- **Work required**:
Locate the word "naprej" in the data below, then copy every line that holds it.

# # # # #

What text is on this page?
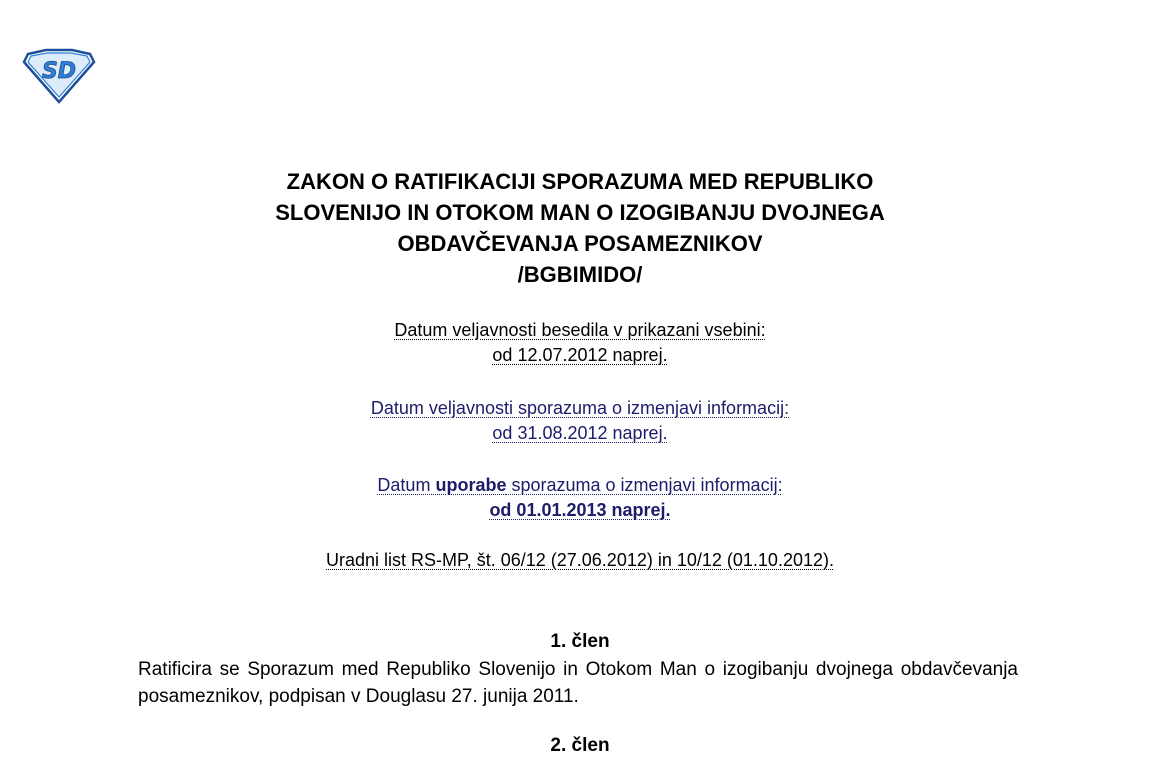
SD
ZAKON O RATIFIKACIJI SPORAZUMA MED REPUBLIKO
SLOVENIJO IN OTOKOM MAN O IZOGIBANJU DVOJNEGA
OBDAVČEVANJA POSAMEZNIKOV
/BGBIMIDO/
Datum veljavnosti besedila v prikazani vsebini:
od 12.07.2012 naprej.
Datum veljavnosti sporazuma o izmenjavi informacij:
od 31.08.2012 naprej.
Datum uporabe sporazuma o izmenjavi informacij:
od 01.01.2013 naprej.
Uradni list RS-MP, št. 06/12 (27.06.2012) in 10/12 (01.10.2012).
1. člen
Ratificira se Sporazum med Republiko Slovenijo in Otokom Man o izogibanju dvojnega obdavčevanja posameznikov, podpisan v Douglasu 27. junija 2011.
2. člen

# # # # #

- **Reply**:
od 12.07.2012 naprej.
od 31.08.2012 naprej.
od 01.01.2013 naprej.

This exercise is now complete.